>> Begin Material for this exercise

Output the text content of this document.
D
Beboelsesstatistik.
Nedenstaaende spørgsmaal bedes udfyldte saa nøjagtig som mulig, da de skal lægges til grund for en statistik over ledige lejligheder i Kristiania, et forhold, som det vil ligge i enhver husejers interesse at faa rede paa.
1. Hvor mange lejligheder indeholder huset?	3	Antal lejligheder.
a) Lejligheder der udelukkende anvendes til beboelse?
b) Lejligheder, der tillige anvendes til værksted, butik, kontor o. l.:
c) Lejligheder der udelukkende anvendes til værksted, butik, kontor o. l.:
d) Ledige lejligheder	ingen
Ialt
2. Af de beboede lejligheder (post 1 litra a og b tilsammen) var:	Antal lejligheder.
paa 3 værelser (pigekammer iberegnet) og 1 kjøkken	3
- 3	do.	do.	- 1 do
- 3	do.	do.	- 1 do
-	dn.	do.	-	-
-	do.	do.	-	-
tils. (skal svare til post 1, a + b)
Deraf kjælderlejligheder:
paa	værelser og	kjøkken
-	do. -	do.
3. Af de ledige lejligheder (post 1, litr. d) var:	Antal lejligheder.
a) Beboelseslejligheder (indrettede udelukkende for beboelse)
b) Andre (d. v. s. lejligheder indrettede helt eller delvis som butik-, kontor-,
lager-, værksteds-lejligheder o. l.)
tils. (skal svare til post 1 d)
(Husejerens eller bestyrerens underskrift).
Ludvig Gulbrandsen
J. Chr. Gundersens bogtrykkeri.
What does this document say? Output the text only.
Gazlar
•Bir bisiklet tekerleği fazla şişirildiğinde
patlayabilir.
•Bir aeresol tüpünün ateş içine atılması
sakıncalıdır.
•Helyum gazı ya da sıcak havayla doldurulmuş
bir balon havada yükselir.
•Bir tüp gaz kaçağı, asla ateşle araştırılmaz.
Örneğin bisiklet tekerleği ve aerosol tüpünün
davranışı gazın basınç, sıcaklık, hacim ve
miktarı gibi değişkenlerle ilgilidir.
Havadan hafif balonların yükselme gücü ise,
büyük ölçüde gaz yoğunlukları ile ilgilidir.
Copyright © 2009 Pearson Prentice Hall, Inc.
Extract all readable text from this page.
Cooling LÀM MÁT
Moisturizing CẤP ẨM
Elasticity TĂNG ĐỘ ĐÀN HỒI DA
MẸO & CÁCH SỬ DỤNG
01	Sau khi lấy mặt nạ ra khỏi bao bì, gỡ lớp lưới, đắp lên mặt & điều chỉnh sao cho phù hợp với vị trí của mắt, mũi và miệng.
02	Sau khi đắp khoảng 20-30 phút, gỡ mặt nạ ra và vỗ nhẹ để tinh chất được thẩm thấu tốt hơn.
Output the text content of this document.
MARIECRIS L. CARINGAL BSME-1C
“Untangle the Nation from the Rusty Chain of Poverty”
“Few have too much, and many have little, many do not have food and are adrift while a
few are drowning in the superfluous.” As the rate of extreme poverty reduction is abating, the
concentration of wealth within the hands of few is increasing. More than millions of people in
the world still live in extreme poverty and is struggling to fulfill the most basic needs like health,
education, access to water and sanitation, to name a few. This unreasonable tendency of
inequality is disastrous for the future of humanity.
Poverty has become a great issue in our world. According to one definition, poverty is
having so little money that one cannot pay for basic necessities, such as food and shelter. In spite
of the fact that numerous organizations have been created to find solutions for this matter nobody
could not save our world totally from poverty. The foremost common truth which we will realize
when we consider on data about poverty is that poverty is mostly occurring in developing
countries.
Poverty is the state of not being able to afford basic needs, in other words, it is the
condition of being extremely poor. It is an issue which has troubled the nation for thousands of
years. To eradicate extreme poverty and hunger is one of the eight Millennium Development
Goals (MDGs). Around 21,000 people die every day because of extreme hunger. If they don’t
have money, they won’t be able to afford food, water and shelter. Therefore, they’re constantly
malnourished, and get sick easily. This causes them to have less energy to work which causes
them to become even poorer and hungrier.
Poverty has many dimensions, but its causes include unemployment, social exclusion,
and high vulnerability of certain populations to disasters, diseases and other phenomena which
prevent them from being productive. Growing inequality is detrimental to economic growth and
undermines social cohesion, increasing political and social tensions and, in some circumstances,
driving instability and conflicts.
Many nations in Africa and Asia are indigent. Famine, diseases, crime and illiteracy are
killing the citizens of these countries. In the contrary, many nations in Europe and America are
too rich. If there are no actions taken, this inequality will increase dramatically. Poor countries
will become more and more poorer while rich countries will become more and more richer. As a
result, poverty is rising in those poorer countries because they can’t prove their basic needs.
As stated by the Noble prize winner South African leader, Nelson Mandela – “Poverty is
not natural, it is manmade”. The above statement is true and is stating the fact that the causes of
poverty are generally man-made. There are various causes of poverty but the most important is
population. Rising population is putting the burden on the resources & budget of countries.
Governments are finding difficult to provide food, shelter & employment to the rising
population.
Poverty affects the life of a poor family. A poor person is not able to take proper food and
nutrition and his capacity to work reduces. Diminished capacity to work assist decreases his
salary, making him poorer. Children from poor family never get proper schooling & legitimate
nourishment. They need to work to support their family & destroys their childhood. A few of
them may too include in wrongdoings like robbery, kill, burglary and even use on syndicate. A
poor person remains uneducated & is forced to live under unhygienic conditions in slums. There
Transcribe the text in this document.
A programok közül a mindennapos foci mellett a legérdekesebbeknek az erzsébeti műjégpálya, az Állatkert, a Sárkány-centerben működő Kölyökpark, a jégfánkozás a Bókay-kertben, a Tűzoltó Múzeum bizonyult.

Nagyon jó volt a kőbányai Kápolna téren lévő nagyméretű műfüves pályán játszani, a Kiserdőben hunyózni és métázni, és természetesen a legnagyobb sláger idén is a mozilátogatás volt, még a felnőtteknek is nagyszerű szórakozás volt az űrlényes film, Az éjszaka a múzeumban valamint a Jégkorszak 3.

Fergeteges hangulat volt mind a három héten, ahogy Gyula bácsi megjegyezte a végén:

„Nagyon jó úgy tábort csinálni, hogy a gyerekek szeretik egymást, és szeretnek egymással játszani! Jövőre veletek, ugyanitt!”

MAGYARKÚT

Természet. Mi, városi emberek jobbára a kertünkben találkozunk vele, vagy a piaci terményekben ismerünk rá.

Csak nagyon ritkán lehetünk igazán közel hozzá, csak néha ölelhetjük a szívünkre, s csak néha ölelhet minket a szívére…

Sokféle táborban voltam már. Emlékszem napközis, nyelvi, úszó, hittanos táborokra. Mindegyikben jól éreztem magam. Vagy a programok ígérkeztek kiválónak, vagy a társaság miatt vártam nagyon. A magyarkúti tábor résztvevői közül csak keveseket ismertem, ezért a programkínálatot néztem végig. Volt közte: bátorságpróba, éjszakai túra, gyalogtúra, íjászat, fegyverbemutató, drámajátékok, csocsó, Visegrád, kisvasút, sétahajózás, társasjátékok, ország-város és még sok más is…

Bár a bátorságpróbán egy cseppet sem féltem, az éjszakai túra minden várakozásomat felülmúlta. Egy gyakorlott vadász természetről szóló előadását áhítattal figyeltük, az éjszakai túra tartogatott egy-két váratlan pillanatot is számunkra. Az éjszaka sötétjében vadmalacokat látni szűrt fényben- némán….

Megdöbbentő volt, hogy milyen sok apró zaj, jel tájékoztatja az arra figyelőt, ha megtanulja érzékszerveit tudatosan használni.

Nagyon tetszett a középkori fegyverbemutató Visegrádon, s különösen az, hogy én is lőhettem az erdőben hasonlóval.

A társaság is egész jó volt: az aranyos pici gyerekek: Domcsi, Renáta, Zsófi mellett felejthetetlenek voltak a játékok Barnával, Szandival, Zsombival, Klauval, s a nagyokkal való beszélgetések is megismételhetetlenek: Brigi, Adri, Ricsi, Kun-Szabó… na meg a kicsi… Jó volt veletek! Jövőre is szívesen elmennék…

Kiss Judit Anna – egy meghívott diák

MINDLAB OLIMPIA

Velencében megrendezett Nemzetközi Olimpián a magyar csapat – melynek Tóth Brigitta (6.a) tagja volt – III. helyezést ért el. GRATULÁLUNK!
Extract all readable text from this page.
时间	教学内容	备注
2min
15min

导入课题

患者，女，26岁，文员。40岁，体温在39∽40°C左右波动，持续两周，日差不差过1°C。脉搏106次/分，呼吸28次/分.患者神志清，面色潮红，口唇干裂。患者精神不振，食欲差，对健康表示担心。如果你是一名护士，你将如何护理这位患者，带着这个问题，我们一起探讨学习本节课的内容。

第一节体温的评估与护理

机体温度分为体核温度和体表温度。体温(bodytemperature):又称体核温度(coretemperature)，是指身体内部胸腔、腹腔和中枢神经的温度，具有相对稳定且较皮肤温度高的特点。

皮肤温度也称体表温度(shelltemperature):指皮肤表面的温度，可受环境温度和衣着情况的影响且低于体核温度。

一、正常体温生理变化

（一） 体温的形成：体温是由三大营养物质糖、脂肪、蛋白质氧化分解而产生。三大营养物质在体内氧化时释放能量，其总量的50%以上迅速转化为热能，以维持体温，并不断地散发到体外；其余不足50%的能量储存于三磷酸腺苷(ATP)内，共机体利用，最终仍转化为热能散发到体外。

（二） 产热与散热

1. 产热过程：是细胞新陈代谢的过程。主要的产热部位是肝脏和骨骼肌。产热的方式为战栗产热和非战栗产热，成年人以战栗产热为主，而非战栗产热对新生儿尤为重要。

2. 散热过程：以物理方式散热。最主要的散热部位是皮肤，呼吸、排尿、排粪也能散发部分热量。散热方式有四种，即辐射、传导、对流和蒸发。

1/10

>> End Material for this exercise

All lines in the data that contain the word "værelser" should be copied.

▸ **Reply**
paa 3 værelser (pigekammer iberegnet) og 1 kjøkken	3
paa	værelser og	kjøkken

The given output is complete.